### DIRECTIONS FOR THIS TASK
Say only how many lines contain the word "BINZEL".

### RECORDS SHOWN
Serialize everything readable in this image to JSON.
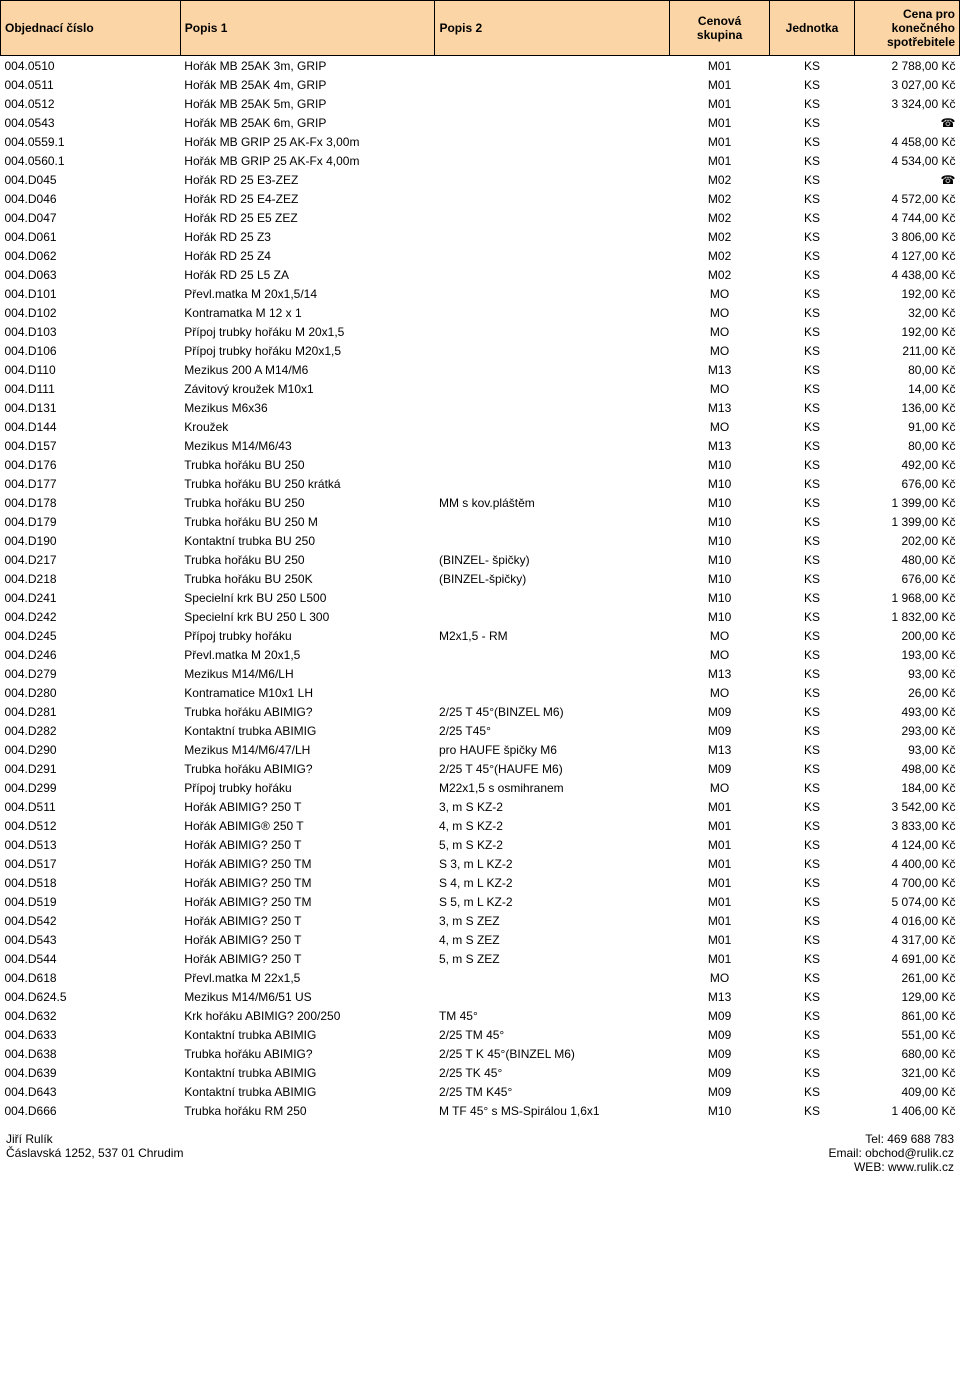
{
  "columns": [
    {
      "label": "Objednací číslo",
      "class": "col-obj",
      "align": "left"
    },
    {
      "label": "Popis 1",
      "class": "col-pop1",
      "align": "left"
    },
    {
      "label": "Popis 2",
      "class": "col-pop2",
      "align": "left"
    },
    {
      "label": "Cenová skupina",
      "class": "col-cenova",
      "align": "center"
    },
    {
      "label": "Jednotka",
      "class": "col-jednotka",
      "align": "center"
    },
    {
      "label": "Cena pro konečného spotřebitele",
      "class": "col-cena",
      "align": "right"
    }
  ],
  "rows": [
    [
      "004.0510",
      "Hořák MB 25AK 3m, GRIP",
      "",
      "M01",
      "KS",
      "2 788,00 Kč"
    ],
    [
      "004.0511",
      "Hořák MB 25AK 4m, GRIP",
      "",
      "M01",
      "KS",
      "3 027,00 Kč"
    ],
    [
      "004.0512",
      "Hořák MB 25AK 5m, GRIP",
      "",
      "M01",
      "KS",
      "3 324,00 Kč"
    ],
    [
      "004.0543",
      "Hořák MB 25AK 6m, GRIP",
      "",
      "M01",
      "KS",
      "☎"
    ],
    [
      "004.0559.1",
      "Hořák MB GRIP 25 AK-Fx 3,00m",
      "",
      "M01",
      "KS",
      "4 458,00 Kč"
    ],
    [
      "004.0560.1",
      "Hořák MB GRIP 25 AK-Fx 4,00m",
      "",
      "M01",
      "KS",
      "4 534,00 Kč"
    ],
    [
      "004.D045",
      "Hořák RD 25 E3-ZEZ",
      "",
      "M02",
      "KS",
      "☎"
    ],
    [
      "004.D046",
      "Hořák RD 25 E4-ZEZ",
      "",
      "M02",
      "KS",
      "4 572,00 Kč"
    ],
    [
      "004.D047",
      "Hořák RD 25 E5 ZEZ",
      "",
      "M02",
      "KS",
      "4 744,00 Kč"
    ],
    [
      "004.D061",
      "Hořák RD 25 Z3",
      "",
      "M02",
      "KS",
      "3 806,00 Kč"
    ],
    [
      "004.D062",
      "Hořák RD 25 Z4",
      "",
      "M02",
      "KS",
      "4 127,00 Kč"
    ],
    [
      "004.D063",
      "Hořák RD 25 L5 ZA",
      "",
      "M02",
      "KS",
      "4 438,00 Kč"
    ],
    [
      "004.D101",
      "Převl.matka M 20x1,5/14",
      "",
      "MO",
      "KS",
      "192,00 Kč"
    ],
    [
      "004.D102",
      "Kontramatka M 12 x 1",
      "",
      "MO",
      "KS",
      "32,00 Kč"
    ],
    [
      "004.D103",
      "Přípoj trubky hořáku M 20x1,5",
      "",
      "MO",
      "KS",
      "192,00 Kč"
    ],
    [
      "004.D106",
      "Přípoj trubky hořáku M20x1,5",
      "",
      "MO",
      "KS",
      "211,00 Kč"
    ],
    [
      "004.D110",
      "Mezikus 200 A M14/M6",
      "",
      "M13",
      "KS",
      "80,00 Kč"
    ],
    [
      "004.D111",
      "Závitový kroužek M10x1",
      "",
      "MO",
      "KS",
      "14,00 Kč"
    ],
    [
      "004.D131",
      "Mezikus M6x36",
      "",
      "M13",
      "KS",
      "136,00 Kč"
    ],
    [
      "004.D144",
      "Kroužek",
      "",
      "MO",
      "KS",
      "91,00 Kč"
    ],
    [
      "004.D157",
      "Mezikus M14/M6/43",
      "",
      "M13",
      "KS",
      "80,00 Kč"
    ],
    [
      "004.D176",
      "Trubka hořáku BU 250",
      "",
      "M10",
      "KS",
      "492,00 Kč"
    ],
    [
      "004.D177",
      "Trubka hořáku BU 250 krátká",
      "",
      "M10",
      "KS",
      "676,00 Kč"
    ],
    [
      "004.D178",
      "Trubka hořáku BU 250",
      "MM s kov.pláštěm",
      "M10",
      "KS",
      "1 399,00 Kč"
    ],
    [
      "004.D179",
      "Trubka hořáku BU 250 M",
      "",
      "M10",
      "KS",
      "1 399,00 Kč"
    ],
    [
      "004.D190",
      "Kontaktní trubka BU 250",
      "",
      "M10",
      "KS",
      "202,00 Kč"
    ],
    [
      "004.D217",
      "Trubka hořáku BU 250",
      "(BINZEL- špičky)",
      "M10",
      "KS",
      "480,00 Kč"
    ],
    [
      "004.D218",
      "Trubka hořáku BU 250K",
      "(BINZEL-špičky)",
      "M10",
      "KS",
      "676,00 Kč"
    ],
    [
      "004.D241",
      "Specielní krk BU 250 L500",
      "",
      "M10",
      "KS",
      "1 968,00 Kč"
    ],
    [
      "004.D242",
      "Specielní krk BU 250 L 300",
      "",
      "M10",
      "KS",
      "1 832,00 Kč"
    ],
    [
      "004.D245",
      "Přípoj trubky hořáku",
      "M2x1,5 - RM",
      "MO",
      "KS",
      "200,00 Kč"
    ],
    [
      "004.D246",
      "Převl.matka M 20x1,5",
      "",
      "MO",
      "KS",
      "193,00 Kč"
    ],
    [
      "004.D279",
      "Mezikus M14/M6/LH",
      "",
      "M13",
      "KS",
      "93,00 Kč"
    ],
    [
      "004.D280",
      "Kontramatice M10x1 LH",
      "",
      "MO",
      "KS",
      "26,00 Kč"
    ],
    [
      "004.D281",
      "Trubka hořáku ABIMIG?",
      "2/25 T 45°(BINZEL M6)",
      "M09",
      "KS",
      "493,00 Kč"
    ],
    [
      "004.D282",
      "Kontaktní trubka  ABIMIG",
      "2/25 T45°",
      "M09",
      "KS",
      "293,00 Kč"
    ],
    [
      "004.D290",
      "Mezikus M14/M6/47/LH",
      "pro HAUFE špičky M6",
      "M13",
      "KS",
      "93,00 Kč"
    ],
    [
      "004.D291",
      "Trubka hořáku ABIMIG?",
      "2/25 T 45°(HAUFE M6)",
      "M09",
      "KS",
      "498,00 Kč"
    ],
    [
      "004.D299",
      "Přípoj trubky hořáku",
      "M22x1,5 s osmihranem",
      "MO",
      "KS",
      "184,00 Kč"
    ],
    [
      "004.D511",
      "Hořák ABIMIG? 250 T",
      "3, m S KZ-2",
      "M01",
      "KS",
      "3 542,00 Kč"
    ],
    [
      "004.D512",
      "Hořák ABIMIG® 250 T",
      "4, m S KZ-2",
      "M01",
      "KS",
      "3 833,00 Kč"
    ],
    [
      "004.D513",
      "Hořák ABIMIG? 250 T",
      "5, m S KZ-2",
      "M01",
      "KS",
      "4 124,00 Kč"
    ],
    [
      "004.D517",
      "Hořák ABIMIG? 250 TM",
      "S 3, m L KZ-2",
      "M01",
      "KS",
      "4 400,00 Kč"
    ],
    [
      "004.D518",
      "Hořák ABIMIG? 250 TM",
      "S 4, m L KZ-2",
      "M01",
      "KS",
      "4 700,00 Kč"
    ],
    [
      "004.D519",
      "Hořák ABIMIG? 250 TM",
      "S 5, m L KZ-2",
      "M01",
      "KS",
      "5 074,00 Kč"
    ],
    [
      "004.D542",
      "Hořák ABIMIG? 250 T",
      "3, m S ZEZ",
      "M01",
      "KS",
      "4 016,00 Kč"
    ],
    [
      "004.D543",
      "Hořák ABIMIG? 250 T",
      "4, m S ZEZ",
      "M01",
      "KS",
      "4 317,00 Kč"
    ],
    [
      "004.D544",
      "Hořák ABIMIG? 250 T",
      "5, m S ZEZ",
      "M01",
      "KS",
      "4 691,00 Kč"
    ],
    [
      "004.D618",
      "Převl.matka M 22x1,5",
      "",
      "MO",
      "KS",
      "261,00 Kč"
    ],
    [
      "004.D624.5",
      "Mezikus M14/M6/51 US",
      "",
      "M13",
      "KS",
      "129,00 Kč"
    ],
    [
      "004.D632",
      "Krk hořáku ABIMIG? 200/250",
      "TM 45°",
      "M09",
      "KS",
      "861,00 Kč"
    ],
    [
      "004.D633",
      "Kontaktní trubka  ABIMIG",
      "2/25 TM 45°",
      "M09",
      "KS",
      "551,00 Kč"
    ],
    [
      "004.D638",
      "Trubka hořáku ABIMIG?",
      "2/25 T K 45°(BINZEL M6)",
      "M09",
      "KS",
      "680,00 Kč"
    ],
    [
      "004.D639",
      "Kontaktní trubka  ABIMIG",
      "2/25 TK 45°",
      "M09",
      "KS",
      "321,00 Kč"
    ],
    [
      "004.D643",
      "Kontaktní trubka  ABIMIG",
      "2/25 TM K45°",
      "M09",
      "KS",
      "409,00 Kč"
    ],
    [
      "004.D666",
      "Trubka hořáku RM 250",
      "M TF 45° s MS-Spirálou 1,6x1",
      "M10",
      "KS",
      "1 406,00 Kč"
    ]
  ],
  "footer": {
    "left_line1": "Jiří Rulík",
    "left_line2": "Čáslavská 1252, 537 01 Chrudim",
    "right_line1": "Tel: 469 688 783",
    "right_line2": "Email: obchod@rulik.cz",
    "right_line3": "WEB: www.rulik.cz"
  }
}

### FULL RESPONSE
4